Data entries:
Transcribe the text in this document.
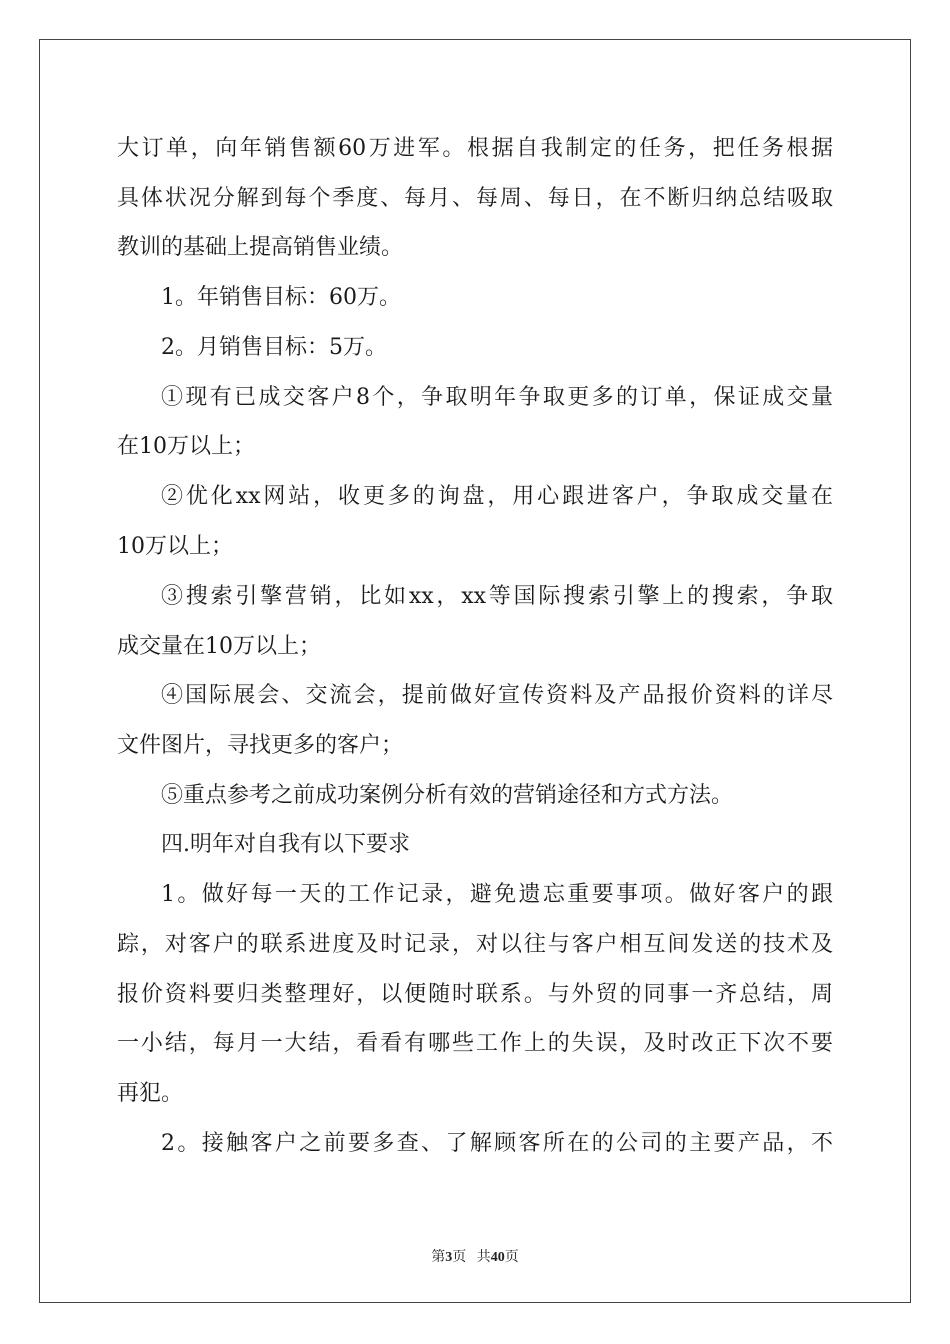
大订单，向年销售额60万进军。根据自我制定的任务，把任务根据
具体状况分解到每个季度、每月、每周、每日，在不断归纳总结吸取
教训的基础上提高销售业绩。
1。年销售目标：60万。
2。月销售目标：5万。
①现有已成交客户8个，争取明年争取更多的订单，保证成交量
在10万以上；
②优化xx网站，收更多的询盘，用心跟进客户，争取成交量在
10万以上；
③搜索引擎营销，比如xx，xx等国际搜索引擎上的搜索，争取
成交量在10万以上；
④国际展会、交流会，提前做好宣传资料及产品报价资料的详尽
文件图片，寻找更多的客户；
⑤重点参考之前成功案例分析有效的营销途径和方式方法。
四.明年对自我有以下要求
1。做好每一天的工作记录，避免遗忘重要事项。做好客户的跟
踪，对客户的联系进度及时记录，对以往与客户相互间发送的技术及
报价资料要归类整理好，以便随时联系。与外贸的同事一齐总结，周
一小结，每月一大结，看看有哪些工作上的失误，及时改正下次不要
再犯。
2。接触客户之前要多查、了解顾客所在的公司的主要产品，不
第3页 共40页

SHORT PROBLEM – Give the data above again in full and unchanged, skipping the pictures.

ANSWER FOR THE TASK –
Transcribe the text in this document.
大订单，向年销售额60万进军。根据自我制定的任务，把任务根据
具体状况分解到每个季度、每月、每周、每日，在不断归纳总结吸取
教训的基础上提高销售业绩。
1。年销售目标：60万。
2。月销售目标：5万。
①现有已成交客户8个，争取明年争取更多的订单，保证成交量
在10万以上；
②优化xx网站，收更多的询盘，用心跟进客户，争取成交量在
10万以上；
③搜索引擎营销，比如xx，xx等国际搜索引擎上的搜索，争取
成交量在10万以上；
④国际展会、交流会，提前做好宣传资料及产品报价资料的详尽
文件图片，寻找更多的客户；
⑤重点参考之前成功案例分析有效的营销途径和方式方法。
四.明年对自我有以下要求
1。做好每一天的工作记录，避免遗忘重要事项。做好客户的跟
踪，对客户的联系进度及时记录，对以往与客户相互间发送的技术及
报价资料要归类整理好，以便随时联系。与外贸的同事一齐总结，周
一小结，每月一大结，看看有哪些工作上的失误，及时改正下次不要
再犯。
2。接触客户之前要多查、了解顾客所在的公司的主要产品，不
第3页 共40页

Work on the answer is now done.